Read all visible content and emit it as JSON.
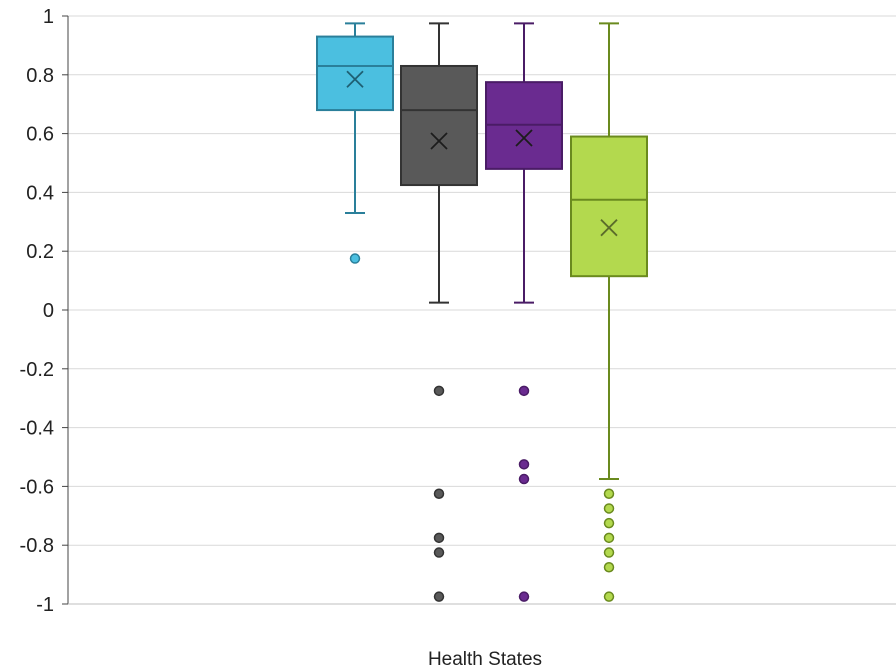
{
  "chart_data": {
    "type": "boxplot",
    "xlabel": "Health States",
    "ylabel": "",
    "ylim": [
      -1,
      1
    ],
    "yticks": [
      {
        "value": 1,
        "label": "1"
      },
      {
        "value": 0.8,
        "label": "0.8"
      },
      {
        "value": 0.6,
        "label": "0.6"
      },
      {
        "value": 0.4,
        "label": "0.4"
      },
      {
        "value": 0.2,
        "label": "0.2"
      },
      {
        "value": 0,
        "label": "0"
      },
      {
        "value": -0.2,
        "label": "-0.2"
      },
      {
        "value": -0.4,
        "label": "-0.4"
      },
      {
        "value": -0.6,
        "label": "-0.6"
      },
      {
        "value": -0.8,
        "label": "-0.8"
      },
      {
        "value": -1,
        "label": "-1"
      }
    ],
    "grid": true,
    "series": [
      {
        "color": "#4bbfe0",
        "stroke": "#2a7f9a",
        "whisker_low": 0.33,
        "q1": 0.68,
        "median": 0.83,
        "q3": 0.93,
        "whisker_high": 0.975,
        "mean": 0.785,
        "outliers": [
          0.175
        ]
      },
      {
        "color": "#595959",
        "stroke": "#333333",
        "whisker_low": 0.025,
        "q1": 0.425,
        "median": 0.68,
        "q3": 0.83,
        "whisker_high": 0.975,
        "mean": 0.575,
        "outliers": [
          -0.275,
          -0.625,
          -0.775,
          -0.825,
          -0.975
        ]
      },
      {
        "color": "#6a2b90",
        "stroke": "#4a1c66",
        "whisker_low": 0.025,
        "q1": 0.48,
        "median": 0.63,
        "q3": 0.775,
        "whisker_high": 0.975,
        "mean": 0.585,
        "outliers": [
          -0.275,
          -0.525,
          -0.575,
          -0.975
        ]
      },
      {
        "color": "#b3d94e",
        "stroke": "#6a8a1e",
        "whisker_low": -0.575,
        "q1": 0.115,
        "median": 0.375,
        "q3": 0.59,
        "whisker_high": 0.975,
        "mean": 0.28,
        "outliers": [
          -0.625,
          -0.675,
          -0.725,
          -0.775,
          -0.825,
          -0.875,
          -0.975
        ]
      }
    ]
  }
}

_WRITTEN TASK:_ Search the data above for the string "value" and return every line that has it.

_EXPECTED OUTPUT:_
        "value": 1,
        "value": 0.8,
        "value": 0.6,
        "value": 0.4,
        "value": 0.2,
        "value": 0,
        "value": -0.2,
        "value": -0.4,
        "value": -0.6,
        "value": -0.8,
        "value": -1,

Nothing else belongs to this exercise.